Pick out every line with the word "minuty" and copy it.

* [PROVIDED DATA]

===============

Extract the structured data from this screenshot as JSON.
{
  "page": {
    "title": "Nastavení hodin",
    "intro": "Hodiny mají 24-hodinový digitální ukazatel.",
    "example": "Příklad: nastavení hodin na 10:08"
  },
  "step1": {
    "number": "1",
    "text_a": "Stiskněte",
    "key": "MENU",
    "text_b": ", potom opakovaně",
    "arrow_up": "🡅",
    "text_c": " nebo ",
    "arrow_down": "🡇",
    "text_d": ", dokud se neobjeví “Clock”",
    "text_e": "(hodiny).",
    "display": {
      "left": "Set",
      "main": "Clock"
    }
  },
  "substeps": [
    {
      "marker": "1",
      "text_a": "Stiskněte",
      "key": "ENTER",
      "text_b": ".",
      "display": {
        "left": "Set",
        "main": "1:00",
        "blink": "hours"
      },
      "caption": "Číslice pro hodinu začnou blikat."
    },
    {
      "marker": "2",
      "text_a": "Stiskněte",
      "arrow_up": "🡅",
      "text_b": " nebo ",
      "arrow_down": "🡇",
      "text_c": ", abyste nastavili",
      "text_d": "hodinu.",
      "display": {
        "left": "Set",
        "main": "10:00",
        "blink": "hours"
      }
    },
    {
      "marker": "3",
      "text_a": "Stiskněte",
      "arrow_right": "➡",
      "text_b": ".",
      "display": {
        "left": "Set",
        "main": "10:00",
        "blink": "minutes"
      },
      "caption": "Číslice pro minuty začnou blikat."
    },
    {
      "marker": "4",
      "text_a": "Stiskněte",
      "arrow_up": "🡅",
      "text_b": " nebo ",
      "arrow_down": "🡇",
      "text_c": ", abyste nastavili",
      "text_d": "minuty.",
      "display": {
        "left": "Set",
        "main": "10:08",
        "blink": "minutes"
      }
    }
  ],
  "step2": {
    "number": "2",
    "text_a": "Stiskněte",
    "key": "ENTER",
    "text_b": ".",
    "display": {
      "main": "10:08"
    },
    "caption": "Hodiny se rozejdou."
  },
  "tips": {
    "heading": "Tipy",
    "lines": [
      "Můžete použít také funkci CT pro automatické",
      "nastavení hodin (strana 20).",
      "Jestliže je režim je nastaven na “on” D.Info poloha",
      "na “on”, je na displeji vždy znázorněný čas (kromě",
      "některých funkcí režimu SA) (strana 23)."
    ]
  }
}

===============

* [ANSWER IN FULL]
      "caption": "Číslice pro minuty začnou blikat."
      "text_d": "minuty.",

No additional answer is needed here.